Saved entries:
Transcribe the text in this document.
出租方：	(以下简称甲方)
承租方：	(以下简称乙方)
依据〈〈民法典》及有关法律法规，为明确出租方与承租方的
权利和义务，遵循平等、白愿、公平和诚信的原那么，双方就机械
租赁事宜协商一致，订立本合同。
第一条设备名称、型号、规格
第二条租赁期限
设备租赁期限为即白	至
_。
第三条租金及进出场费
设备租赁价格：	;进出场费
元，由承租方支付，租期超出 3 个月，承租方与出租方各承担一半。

* * *

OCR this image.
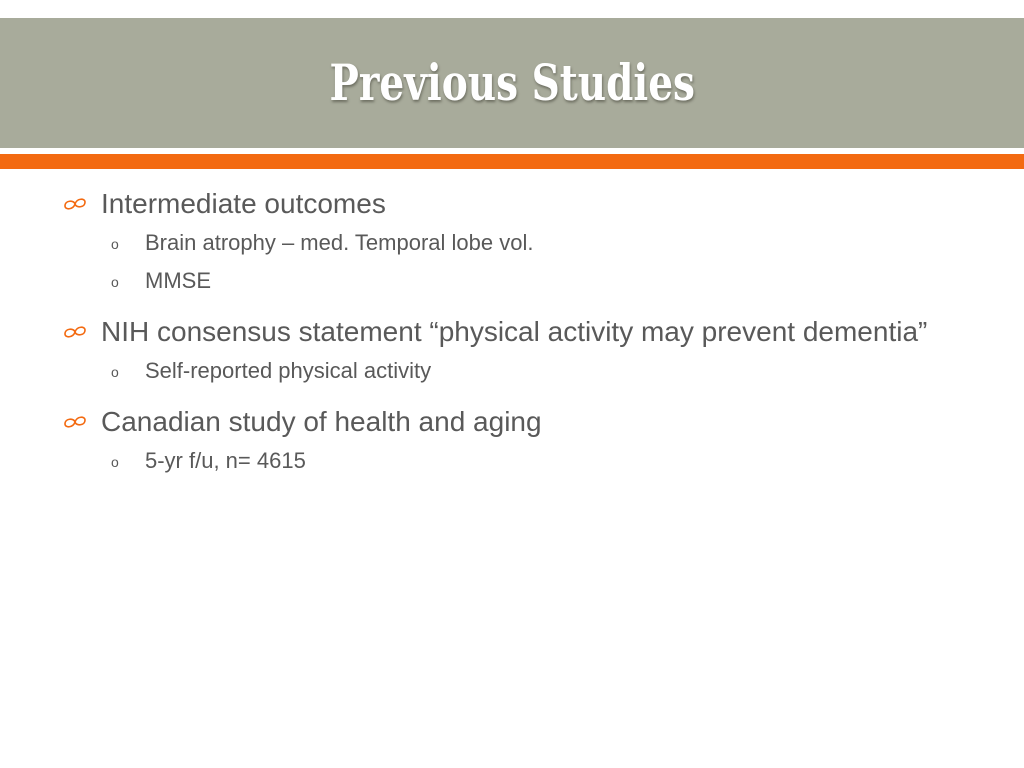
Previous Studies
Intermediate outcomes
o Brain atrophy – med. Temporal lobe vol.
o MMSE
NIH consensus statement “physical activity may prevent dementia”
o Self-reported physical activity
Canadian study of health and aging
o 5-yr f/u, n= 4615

• _Job_
In how many lines does the word "this" appear? Respond with the number alone.

• _Solved exercise_
2